(EXTRACTED ENTRIES)
**********
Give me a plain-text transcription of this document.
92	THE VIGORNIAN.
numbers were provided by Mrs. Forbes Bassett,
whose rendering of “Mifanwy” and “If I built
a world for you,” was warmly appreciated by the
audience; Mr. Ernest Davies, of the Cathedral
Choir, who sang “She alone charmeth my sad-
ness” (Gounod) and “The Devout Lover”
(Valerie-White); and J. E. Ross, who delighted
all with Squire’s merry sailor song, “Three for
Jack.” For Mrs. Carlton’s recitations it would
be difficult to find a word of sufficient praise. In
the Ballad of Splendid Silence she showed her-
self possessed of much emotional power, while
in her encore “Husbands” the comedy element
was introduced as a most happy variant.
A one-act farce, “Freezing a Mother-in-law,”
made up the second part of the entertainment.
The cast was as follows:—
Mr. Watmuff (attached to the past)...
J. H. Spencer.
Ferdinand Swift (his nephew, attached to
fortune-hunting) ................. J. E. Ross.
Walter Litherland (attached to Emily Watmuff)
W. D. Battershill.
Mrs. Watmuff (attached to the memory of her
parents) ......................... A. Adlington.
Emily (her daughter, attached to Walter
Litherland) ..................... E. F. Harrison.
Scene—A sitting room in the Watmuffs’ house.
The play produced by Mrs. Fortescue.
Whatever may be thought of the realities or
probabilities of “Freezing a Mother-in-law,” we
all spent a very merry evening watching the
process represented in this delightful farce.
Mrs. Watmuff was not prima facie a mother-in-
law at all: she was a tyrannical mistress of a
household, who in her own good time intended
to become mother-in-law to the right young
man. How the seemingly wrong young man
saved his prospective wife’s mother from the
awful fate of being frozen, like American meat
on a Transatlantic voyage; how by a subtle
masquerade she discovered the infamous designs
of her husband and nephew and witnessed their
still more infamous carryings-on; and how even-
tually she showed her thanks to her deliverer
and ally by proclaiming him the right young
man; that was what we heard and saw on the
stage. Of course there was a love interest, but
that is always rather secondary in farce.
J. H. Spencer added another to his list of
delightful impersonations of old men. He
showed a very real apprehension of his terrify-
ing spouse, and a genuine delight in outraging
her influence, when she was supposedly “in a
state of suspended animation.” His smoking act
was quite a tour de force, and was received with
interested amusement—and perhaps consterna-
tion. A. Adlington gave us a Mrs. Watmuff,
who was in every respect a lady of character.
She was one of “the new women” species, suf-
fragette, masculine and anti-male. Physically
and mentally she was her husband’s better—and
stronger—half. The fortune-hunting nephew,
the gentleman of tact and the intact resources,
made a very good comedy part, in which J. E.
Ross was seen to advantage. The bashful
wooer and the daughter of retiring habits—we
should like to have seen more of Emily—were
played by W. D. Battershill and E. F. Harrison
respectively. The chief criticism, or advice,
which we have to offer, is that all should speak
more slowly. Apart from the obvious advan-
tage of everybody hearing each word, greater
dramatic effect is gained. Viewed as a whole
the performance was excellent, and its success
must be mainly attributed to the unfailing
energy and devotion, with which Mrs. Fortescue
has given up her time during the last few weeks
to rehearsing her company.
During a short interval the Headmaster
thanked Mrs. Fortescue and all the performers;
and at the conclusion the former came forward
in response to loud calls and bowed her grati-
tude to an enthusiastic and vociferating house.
**********
(WORK TO DO)
How many of the listing's lines contain "fortune"? Respond with a single number and nothing else.

(COMPLETE OUTPUT)
2